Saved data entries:
__________
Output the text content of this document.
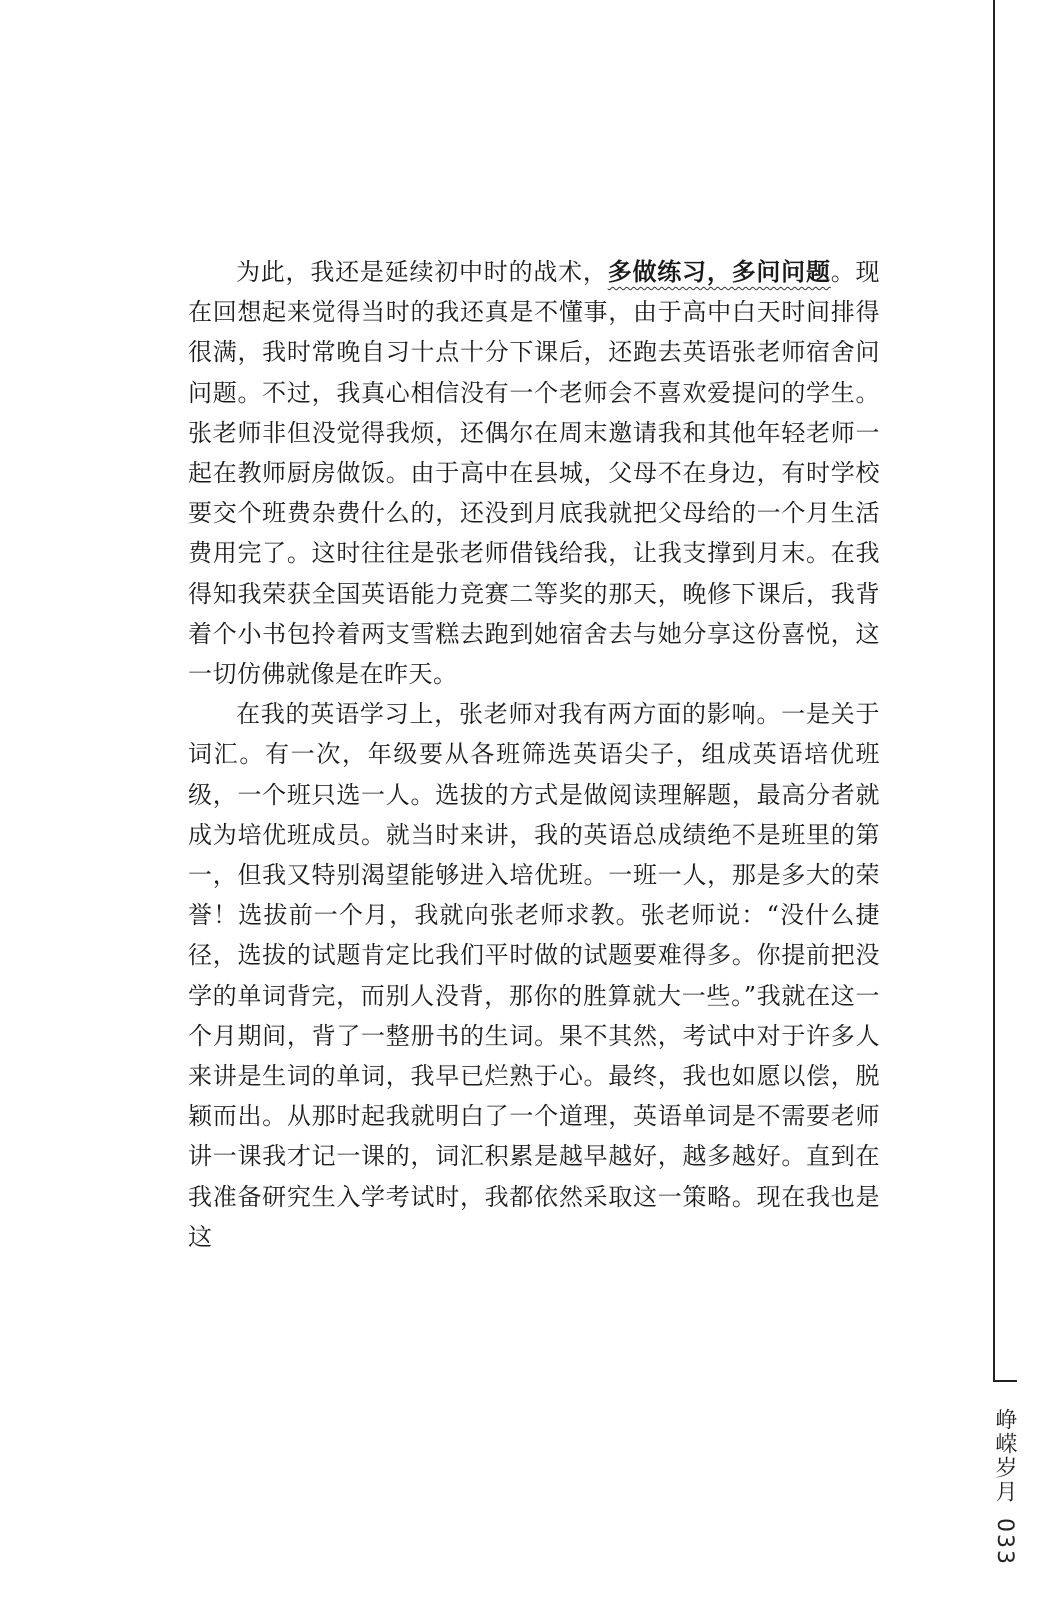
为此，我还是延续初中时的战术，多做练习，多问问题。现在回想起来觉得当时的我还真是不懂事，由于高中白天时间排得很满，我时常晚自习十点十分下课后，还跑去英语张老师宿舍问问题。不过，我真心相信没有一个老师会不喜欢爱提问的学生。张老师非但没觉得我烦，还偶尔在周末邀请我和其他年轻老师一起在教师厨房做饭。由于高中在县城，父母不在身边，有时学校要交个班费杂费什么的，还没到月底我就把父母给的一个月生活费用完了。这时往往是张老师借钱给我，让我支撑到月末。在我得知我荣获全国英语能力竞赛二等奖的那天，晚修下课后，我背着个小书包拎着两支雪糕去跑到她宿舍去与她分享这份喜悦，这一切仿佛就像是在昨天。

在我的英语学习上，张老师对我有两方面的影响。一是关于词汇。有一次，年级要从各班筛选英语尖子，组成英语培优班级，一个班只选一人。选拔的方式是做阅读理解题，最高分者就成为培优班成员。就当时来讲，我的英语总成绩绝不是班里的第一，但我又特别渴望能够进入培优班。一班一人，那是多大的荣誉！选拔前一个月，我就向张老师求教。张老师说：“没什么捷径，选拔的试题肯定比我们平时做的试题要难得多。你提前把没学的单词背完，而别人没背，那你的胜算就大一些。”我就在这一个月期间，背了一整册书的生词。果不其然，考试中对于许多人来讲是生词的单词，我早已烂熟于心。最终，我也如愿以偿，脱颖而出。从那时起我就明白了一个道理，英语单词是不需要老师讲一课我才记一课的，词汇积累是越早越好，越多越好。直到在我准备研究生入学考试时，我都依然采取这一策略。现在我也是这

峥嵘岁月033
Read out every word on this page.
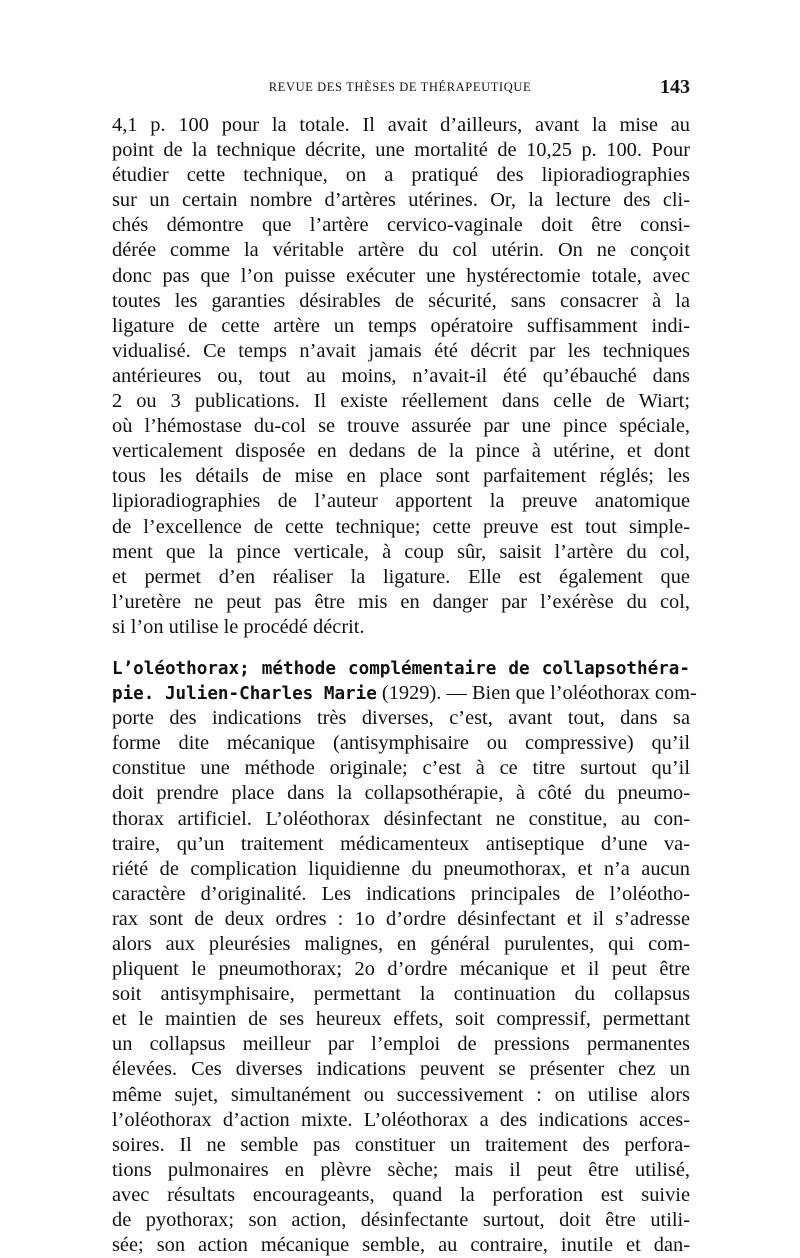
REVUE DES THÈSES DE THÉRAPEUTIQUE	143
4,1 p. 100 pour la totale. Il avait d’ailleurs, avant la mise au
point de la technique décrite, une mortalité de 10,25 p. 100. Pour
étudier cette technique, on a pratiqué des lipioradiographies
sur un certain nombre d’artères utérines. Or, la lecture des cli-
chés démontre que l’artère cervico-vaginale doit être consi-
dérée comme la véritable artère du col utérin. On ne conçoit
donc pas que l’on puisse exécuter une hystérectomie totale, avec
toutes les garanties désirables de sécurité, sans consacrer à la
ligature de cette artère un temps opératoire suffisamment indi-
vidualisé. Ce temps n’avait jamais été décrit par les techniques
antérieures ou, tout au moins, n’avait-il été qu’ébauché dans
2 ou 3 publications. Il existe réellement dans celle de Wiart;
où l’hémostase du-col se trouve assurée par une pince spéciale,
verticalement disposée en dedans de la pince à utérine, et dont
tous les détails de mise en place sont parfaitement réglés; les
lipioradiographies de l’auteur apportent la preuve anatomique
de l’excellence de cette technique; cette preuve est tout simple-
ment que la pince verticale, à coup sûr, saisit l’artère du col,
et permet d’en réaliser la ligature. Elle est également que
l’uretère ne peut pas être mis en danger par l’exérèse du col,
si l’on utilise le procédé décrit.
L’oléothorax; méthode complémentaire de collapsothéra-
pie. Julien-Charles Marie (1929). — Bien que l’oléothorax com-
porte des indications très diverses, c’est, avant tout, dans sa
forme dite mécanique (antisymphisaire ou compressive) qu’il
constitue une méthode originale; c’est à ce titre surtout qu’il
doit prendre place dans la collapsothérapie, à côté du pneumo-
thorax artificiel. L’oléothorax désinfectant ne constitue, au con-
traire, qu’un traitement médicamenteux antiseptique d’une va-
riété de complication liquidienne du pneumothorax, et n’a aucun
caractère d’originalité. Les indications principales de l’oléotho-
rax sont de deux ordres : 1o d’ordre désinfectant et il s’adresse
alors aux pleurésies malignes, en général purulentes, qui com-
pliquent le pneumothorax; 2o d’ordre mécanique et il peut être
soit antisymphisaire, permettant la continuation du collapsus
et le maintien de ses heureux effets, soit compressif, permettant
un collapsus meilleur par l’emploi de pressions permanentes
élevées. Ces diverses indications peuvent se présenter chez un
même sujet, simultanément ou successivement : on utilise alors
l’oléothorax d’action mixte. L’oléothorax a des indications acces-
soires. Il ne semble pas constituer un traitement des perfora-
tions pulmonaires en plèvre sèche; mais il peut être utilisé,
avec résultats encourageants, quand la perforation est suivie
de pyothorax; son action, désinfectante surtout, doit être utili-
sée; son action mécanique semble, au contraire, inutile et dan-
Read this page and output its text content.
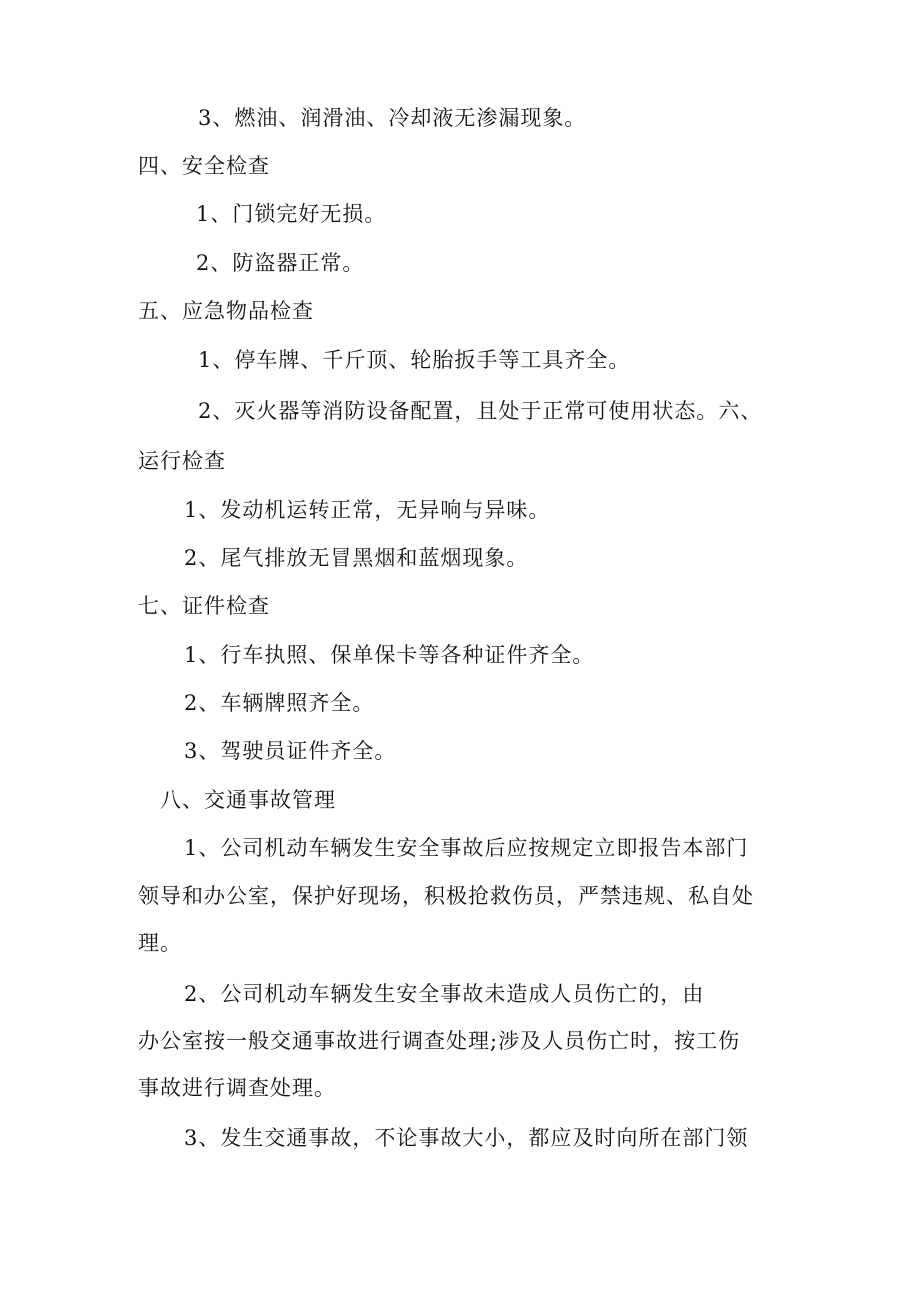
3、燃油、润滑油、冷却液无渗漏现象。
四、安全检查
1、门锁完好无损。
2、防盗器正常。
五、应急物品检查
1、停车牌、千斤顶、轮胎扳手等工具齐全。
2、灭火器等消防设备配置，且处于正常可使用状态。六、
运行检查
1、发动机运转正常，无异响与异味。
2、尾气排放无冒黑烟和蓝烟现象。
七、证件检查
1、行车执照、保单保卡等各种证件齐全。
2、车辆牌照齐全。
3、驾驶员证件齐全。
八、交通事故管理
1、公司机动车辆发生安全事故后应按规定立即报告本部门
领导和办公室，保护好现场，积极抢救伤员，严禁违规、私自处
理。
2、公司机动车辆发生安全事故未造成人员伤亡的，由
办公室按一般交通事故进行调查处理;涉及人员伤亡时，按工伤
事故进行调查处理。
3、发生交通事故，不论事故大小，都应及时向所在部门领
__________
What this task involves:
Gather all the lines that include the word "place" and copy them out.

Exercise response:
tous les détails de mise en place sont parfaitement réglés; les
doit prendre place dans la collapsothérapie, à côté du pneumo-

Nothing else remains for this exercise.